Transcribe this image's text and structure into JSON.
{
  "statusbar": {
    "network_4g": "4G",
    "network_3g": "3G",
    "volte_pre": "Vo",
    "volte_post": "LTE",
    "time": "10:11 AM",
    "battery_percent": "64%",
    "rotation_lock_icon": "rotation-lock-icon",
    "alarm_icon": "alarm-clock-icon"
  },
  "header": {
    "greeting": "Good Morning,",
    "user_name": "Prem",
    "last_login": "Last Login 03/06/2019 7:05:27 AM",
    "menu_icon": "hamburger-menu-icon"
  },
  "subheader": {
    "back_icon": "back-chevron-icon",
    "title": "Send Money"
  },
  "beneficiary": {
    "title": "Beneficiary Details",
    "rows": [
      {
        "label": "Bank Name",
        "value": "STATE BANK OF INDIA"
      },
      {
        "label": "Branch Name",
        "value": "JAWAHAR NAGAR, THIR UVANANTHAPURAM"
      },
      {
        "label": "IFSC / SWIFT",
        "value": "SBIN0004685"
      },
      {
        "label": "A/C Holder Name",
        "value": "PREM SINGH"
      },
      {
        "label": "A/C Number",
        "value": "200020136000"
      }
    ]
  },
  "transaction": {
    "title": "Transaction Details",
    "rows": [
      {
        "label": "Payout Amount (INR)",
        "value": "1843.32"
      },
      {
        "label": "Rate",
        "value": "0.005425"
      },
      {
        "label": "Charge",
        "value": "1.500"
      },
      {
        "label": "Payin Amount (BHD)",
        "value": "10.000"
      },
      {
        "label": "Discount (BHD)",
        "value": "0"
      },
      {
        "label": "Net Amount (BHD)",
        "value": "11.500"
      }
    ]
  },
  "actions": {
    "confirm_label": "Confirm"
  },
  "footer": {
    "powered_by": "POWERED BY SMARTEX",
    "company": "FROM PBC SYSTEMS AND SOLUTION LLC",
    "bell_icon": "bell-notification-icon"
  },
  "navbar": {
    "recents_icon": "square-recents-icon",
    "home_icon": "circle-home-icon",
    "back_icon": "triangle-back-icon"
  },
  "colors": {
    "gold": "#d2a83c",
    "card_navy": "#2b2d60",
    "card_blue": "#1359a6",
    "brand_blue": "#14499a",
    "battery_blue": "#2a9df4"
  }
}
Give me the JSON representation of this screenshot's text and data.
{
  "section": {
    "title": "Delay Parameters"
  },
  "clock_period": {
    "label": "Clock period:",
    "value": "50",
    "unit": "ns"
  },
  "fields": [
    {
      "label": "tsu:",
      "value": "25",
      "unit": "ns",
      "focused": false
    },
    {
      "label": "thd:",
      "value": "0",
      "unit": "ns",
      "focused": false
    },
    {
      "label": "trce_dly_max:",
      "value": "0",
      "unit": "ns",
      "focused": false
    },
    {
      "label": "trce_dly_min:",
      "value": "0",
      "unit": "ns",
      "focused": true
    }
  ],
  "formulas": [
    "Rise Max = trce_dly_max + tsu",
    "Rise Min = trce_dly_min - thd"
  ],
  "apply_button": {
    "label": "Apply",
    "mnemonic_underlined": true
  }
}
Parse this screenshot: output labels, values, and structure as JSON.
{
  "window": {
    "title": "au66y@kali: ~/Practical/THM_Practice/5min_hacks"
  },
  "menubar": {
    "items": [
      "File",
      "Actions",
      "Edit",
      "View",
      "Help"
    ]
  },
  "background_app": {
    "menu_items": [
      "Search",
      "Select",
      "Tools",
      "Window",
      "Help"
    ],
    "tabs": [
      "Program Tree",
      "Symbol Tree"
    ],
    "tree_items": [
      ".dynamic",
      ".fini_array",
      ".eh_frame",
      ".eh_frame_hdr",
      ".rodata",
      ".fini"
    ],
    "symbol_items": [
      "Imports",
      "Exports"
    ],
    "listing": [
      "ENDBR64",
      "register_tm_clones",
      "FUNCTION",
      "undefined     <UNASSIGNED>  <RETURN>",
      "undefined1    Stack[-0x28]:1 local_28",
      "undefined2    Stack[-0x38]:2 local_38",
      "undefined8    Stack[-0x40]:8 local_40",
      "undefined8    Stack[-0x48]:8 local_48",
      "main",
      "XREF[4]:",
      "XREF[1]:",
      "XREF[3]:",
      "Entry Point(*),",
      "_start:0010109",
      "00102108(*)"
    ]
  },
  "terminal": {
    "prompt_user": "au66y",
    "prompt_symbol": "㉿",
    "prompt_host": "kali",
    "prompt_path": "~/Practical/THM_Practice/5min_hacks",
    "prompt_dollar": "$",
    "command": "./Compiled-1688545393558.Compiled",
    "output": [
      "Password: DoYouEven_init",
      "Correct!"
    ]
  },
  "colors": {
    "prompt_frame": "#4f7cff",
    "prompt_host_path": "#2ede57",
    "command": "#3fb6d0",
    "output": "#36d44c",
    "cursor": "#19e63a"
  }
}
= = =
» **What needs to be done**:
Using the entries above, find all lines with "output". Copy them.

» **Response to this exercise**:
Parse this screenshot: output labels, values, and structure as JSON.
    "output": [
    "output": "#36d44c",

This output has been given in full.